Dataset excerpts:
- - - -
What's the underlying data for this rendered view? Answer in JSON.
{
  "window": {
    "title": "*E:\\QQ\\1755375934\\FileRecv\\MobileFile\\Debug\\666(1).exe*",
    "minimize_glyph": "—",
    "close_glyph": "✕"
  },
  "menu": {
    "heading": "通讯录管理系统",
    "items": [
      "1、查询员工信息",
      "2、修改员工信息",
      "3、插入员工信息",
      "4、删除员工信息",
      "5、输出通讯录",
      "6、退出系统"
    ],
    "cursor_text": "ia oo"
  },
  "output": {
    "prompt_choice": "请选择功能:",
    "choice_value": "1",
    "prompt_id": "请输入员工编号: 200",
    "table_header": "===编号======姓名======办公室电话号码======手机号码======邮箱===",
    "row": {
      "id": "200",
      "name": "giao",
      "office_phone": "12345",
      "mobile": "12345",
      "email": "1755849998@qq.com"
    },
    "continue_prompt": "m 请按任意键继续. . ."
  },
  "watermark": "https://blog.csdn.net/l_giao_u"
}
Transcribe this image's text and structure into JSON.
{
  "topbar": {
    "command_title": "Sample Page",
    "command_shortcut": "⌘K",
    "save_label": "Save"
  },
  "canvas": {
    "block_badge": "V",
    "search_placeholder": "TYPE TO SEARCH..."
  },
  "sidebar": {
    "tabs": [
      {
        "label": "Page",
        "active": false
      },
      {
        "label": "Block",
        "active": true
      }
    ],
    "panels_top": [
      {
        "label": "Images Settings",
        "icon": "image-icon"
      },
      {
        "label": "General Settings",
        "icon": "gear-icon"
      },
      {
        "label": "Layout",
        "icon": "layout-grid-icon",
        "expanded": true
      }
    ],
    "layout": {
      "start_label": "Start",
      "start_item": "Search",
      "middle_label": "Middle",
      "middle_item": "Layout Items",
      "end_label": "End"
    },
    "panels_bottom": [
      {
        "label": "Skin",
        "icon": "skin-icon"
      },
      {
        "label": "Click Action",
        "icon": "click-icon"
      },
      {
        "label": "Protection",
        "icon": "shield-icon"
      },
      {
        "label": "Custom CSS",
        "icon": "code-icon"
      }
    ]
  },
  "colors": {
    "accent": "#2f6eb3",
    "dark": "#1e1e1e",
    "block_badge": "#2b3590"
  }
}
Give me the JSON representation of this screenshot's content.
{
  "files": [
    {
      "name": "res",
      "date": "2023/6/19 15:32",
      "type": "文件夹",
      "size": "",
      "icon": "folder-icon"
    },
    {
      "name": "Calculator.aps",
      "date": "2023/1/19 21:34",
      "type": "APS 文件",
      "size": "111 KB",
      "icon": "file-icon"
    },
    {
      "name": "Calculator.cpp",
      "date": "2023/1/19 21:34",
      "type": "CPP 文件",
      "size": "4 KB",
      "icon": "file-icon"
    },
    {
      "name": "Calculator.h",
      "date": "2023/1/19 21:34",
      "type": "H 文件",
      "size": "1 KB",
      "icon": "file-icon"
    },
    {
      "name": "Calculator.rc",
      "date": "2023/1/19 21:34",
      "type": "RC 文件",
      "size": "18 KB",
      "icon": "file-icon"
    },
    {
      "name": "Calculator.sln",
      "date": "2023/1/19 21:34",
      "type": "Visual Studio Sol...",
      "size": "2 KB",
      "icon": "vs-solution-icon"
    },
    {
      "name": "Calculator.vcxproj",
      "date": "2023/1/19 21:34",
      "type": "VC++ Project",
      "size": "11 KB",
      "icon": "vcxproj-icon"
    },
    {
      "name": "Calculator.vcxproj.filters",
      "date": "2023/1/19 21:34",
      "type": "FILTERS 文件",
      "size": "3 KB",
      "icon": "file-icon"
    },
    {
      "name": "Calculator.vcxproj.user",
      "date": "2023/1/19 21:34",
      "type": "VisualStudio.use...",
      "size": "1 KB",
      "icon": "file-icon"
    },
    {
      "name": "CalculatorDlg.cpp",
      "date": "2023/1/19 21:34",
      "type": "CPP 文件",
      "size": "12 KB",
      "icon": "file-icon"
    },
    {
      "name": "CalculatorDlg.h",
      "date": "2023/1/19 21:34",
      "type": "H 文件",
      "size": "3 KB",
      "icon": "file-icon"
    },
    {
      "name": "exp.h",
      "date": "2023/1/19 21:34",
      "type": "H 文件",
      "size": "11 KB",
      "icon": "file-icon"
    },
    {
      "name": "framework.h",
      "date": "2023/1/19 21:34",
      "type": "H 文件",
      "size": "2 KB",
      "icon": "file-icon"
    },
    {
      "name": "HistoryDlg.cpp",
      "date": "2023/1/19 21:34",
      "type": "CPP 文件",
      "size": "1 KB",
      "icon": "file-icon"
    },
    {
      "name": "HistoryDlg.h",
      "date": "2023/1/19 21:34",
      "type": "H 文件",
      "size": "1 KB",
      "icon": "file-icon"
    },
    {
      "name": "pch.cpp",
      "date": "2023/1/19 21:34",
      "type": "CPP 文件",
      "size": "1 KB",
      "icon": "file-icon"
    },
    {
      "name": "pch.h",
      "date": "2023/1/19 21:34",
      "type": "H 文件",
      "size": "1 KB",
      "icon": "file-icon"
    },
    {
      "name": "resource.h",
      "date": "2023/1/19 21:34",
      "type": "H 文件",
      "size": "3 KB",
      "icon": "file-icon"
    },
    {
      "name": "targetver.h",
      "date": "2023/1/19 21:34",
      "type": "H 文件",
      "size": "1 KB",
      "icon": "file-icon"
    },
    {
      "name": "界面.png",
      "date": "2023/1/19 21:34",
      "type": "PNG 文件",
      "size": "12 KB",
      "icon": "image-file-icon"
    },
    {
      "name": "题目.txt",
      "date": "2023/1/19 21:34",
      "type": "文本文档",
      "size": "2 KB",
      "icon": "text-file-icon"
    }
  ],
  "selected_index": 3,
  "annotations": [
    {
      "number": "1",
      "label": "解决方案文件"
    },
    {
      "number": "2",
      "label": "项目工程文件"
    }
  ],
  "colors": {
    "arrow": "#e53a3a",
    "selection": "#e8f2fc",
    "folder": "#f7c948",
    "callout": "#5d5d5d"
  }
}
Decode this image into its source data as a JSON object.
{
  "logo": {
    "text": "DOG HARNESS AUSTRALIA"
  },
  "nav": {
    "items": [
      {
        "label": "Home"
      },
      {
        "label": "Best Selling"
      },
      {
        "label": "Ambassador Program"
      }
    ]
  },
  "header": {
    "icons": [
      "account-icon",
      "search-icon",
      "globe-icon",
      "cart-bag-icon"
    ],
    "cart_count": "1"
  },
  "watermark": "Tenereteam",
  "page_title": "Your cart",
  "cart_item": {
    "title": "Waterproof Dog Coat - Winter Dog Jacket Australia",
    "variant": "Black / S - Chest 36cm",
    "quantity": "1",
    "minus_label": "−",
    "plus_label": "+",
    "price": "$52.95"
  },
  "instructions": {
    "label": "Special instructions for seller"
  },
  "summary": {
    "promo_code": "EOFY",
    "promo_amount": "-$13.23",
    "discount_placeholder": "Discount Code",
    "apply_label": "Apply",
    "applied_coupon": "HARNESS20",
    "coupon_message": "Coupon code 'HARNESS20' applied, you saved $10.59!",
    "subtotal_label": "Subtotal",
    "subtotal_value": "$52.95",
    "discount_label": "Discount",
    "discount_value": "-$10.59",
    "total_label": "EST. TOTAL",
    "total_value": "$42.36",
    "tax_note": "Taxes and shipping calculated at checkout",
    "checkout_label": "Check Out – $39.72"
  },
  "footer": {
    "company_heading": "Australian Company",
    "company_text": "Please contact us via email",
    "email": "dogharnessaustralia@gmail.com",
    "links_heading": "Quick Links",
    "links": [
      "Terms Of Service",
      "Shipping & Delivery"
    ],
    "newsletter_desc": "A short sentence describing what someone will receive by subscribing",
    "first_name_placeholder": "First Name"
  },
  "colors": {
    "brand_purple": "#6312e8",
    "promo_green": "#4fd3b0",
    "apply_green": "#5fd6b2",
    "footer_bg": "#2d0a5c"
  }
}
- - - -
JOB:
Filter the records, keeping only lines that contain "HistoryDlg", and show those lines.

THE RESULT:
      "name": "HistoryDlg.cpp",
      "name": "HistoryDlg.h",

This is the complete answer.